— begin PROVIDED DATA —
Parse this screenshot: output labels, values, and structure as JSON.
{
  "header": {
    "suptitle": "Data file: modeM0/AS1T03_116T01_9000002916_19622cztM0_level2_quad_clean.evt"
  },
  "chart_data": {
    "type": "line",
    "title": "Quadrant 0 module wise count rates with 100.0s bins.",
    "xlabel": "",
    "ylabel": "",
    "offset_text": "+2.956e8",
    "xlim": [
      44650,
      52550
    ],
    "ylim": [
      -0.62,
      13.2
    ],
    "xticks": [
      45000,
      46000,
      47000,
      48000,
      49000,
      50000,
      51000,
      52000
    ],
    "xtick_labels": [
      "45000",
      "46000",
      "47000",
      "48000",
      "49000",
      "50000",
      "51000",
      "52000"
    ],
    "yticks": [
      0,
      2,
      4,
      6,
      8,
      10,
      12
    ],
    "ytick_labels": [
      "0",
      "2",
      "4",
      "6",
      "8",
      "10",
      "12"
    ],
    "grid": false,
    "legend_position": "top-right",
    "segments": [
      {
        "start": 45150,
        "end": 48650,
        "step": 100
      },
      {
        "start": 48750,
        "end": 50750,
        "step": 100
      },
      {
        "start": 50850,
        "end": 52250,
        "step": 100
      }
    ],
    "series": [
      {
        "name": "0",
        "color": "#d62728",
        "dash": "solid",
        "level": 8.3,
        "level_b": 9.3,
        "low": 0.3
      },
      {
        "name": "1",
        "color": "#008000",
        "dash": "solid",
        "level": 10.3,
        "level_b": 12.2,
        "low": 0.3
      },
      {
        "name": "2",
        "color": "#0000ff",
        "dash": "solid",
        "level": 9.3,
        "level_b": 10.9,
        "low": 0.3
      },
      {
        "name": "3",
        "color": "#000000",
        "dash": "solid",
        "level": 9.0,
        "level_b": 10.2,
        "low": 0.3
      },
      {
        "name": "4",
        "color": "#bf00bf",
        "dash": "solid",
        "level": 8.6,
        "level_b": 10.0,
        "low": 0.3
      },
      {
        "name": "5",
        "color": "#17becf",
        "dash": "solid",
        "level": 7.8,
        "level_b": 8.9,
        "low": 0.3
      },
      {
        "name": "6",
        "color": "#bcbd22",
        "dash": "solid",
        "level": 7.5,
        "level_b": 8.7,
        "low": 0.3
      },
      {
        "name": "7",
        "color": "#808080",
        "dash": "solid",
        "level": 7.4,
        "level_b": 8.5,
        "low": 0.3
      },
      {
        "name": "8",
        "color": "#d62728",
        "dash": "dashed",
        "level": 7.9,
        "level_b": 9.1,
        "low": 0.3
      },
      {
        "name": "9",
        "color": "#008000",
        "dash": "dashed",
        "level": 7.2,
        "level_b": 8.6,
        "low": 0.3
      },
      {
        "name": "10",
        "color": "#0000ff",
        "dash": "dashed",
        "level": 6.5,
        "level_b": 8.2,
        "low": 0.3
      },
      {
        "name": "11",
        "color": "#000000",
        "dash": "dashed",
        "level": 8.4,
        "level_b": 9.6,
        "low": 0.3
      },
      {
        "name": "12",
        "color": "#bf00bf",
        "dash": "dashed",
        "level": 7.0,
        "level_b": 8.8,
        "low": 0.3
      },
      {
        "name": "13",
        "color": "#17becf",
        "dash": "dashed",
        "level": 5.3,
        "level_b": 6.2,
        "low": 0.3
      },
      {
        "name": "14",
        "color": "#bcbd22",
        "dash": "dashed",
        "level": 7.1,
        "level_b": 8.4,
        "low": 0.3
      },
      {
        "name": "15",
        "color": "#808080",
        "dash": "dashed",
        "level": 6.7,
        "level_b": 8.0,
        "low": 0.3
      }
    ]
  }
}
— end PROVIDED DATA —
Your task is to reproduce all of the records exactly.

→ THE REPLY:
Parse this screenshot: output labels, values, and structure as JSON.
{
  "header": {
    "suptitle": "Data file: modeM0/AS1T03_116T01_9000002916_19622cztM0_level2_quad_clean.evt"
  },
  "chart_data": {
    "type": "line",
    "title": "Quadrant 0 module wise count rates with 100.0s bins.",
    "xlabel": "",
    "ylabel": "",
    "offset_text": "+2.956e8",
    "xlim": [
      44650,
      52550
    ],
    "ylim": [
      -0.62,
      13.2
    ],
    "xticks": [
      45000,
      46000,
      47000,
      48000,
      49000,
      50000,
      51000,
      52000
    ],
    "xtick_labels": [
      "45000",
      "46000",
      "47000",
      "48000",
      "49000",
      "50000",
      "51000",
      "52000"
    ],
    "yticks": [
      0,
      2,
      4,
      6,
      8,
      10,
      12
    ],
    "ytick_labels": [
      "0",
      "2",
      "4",
      "6",
      "8",
      "10",
      "12"
    ],
    "grid": false,
    "legend_position": "top-right",
    "segments": [
      {
        "start": 45150,
        "end": 48650,
        "step": 100
      },
      {
        "start": 48750,
        "end": 50750,
        "step": 100
      },
      {
        "start": 50850,
        "end": 52250,
        "step": 100
      }
    ],
    "series": [
      {
        "name": "0",
        "color": "#d62728",
        "dash": "solid",
        "level": 8.3,
        "level_b": 9.3,
        "low": 0.3
      },
      {
        "name": "1",
        "color": "#008000",
        "dash": "solid",
        "level": 10.3,
        "level_b": 12.2,
        "low": 0.3
      },
      {
        "name": "2",
        "color": "#0000ff",
        "dash": "solid",
        "level": 9.3,
        "level_b": 10.9,
        "low": 0.3
      },
      {
        "name": "3",
        "color": "#000000",
        "dash": "solid",
        "level": 9.0,
        "level_b": 10.2,
        "low": 0.3
      },
      {
        "name": "4",
        "color": "#bf00bf",
        "dash": "solid",
        "level": 8.6,
        "level_b": 10.0,
        "low": 0.3
      },
      {
        "name": "5",
        "color": "#17becf",
        "dash": "solid",
        "level": 7.8,
        "level_b": 8.9,
        "low": 0.3
      },
      {
        "name": "6",
        "color": "#bcbd22",
        "dash": "solid",
        "level": 7.5,
        "level_b": 8.7,
        "low": 0.3
      },
      {
        "name": "7",
        "color": "#808080",
        "dash": "solid",
        "level": 7.4,
        "level_b": 8.5,
        "low": 0.3
      },
      {
        "name": "8",
        "color": "#d62728",
        "dash": "dashed",
        "level": 7.9,
        "level_b": 9.1,
        "low": 0.3
      },
      {
        "name": "9",
        "color": "#008000",
        "dash": "dashed",
        "level": 7.2,
        "level_b": 8.6,
        "low": 0.3
      },
      {
        "name": "10",
        "color": "#0000ff",
        "dash": "dashed",
        "level": 6.5,
        "level_b": 8.2,
        "low": 0.3
      },
      {
        "name": "11",
        "color": "#000000",
        "dash": "dashed",
        "level": 8.4,
        "level_b": 9.6,
        "low": 0.3
      },
      {
        "name": "12",
        "color": "#bf00bf",
        "dash": "dashed",
        "level": 7.0,
        "level_b": 8.8,
        "low": 0.3
      },
      {
        "name": "13",
        "color": "#17becf",
        "dash": "dashed",
        "level": 5.3,
        "level_b": 6.2,
        "low": 0.3
      },
      {
        "name": "14",
        "color": "#bcbd22",
        "dash": "dashed",
        "level": 7.1,
        "level_b": 8.4,
        "low": 0.3
      },
      {
        "name": "15",
        "color": "#808080",
        "dash": "dashed",
        "level": 6.7,
        "level_b": 8.0,
        "low": 0.3
      }
    ]
  }
}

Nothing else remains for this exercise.